[Begin Material for the task]

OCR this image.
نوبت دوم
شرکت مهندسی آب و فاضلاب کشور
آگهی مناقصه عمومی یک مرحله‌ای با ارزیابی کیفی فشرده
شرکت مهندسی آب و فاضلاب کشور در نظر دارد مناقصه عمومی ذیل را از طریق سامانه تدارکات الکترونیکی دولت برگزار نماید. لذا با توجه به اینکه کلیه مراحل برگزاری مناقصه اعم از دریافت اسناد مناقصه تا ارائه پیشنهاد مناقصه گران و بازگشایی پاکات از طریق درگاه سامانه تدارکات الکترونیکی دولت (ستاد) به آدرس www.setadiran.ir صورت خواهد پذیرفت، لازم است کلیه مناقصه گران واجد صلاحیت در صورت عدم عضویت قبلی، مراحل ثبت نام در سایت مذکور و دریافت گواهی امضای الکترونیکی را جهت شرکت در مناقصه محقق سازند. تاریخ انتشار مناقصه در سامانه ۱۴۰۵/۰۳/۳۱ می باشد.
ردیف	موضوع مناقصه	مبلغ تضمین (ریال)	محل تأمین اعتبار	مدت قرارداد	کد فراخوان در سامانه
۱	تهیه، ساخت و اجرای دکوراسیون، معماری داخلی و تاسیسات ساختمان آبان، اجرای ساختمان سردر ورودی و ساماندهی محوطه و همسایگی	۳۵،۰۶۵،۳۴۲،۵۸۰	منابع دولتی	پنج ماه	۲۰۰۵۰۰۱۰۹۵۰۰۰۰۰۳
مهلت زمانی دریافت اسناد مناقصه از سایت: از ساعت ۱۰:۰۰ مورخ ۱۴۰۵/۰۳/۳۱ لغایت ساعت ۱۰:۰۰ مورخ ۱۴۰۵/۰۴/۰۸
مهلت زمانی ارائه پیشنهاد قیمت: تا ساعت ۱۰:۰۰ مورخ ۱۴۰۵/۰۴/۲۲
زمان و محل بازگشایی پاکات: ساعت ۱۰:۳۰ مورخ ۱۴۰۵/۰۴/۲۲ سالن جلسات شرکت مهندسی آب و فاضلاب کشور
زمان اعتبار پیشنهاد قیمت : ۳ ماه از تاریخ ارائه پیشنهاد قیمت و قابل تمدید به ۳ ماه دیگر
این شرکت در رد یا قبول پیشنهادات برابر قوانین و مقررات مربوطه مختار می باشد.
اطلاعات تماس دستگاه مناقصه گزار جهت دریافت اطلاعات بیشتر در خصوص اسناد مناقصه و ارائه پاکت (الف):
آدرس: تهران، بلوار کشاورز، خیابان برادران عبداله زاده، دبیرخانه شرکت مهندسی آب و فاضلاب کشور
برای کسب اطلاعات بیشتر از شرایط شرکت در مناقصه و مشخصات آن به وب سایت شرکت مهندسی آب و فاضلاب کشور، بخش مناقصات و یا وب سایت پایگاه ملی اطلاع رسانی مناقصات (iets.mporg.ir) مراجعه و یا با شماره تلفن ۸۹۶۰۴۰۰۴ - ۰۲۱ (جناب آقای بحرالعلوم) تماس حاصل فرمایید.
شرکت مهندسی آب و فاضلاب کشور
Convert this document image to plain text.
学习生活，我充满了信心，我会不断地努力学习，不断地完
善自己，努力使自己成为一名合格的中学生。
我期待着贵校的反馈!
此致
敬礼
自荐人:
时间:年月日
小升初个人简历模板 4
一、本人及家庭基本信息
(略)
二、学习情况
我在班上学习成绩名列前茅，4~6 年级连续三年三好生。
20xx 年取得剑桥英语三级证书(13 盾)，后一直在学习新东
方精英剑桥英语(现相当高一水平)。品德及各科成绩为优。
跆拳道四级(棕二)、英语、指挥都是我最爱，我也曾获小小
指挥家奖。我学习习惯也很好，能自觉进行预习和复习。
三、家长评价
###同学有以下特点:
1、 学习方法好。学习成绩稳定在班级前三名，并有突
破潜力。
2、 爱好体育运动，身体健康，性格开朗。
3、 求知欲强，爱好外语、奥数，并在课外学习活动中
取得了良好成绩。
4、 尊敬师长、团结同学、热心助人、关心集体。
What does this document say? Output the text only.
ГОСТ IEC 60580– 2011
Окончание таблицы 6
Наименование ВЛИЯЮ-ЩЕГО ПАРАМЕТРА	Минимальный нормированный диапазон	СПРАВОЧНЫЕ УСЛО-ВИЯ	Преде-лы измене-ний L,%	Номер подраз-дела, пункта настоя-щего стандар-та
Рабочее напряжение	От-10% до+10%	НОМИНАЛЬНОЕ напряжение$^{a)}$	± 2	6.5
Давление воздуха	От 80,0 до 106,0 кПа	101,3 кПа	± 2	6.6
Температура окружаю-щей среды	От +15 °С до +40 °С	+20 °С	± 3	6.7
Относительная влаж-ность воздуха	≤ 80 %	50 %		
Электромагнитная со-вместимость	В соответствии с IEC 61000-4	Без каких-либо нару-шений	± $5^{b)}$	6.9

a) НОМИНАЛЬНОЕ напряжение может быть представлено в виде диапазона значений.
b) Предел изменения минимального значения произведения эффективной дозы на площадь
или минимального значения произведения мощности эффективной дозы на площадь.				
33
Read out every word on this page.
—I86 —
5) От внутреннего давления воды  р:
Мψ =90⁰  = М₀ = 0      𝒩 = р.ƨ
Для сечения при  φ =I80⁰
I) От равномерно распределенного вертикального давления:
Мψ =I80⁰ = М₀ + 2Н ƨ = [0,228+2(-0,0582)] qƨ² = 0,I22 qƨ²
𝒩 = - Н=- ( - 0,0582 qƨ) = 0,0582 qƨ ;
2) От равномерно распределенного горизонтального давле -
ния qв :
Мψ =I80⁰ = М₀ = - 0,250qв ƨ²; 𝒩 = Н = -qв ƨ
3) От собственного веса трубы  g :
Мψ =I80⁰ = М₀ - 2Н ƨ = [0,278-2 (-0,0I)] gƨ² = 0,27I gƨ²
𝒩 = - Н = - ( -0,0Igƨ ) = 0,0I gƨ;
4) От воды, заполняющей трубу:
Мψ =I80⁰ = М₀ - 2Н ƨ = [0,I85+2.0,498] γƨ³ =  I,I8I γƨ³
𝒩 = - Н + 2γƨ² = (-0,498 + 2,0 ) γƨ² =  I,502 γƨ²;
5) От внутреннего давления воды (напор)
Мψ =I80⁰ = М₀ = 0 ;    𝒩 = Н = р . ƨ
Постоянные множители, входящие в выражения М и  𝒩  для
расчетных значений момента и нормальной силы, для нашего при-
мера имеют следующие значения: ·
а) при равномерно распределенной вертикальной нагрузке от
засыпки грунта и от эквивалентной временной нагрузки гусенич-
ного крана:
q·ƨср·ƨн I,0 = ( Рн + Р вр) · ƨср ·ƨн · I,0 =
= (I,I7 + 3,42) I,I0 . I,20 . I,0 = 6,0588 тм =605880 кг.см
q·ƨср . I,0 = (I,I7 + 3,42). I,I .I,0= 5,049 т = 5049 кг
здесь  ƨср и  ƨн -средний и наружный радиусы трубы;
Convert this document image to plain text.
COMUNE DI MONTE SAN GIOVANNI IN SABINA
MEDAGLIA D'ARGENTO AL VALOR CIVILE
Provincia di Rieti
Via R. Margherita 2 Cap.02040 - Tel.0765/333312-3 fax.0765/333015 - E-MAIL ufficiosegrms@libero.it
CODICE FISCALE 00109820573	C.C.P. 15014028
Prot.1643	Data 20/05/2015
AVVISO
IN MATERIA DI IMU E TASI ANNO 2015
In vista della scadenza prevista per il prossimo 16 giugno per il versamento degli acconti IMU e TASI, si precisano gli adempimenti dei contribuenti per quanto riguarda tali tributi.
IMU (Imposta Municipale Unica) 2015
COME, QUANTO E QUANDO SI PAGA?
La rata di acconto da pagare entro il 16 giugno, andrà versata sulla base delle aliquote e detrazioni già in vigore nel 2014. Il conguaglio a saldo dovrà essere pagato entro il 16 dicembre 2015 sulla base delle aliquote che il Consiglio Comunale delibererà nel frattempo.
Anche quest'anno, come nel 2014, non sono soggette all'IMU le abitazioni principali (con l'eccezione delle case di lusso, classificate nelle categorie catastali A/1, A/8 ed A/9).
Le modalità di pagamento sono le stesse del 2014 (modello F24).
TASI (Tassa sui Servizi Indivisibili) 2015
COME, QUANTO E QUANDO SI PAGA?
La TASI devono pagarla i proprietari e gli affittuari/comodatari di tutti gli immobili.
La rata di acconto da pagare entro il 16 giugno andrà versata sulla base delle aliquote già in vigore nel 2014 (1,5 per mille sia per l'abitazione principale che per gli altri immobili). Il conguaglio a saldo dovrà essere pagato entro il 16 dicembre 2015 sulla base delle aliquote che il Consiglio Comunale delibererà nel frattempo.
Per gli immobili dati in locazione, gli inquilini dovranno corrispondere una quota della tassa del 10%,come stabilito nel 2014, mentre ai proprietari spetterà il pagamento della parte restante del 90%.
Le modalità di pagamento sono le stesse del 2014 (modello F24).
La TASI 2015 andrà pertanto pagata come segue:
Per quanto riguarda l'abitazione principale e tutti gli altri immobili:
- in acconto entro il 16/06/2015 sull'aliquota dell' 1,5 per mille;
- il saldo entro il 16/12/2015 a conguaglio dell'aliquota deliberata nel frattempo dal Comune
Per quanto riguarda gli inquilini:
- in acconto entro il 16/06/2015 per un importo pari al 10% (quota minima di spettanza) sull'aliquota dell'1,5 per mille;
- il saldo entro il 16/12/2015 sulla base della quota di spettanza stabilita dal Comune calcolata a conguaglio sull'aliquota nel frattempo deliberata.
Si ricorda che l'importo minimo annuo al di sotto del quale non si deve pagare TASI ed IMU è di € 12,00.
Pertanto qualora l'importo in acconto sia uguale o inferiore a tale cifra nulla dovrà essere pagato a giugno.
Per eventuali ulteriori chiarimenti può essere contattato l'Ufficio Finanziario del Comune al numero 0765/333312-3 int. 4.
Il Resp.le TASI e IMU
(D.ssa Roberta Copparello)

[End Material for the task]

Your instructions: Report all lines of the data above that include the string "воздуха".

Response below:
Давление воздуха	От 80,0 до 106,0 кПа	101,3 кПа	± 2	6.6
Относительная влаж-ность воздуха	≤ 80 %	50 %		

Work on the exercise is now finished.